** GIVEN PROBLEM **
For the entries below, how many lines include the word "screenshot"? Give the figure and nothing more.

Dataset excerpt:
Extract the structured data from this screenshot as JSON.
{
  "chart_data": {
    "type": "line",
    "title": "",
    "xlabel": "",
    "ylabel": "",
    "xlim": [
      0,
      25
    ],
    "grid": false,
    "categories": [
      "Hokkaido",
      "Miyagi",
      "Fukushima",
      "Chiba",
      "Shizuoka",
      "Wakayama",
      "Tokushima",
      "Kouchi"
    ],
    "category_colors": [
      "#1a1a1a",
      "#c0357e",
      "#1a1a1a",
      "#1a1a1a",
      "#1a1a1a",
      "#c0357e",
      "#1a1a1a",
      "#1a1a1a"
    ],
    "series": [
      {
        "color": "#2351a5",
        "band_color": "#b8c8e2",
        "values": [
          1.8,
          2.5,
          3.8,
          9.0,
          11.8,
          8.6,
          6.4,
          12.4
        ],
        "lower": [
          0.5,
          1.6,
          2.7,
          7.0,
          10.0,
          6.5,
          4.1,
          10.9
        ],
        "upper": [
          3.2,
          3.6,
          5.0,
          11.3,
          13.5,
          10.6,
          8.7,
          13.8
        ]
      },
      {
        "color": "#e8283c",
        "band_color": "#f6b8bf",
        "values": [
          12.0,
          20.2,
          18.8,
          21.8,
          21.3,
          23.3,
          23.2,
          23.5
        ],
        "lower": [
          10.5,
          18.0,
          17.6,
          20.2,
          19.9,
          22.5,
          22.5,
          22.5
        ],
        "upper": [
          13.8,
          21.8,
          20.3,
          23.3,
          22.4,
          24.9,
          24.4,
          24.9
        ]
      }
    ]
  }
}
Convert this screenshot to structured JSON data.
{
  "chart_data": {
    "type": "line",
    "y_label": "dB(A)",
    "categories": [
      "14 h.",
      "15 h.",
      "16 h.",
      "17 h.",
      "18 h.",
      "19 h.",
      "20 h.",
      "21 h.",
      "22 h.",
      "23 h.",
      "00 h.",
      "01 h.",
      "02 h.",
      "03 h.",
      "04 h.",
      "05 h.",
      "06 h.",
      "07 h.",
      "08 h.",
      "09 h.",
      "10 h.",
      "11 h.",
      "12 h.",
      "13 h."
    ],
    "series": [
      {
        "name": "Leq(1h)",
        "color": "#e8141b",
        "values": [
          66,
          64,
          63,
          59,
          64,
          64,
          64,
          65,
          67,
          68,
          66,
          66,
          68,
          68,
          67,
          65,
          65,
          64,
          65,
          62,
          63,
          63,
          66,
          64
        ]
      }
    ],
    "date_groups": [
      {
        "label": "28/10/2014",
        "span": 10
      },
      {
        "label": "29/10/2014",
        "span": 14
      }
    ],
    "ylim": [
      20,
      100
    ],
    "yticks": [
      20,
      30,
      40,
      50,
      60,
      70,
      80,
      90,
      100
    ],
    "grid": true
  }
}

** WRITTEN ANSWER **
2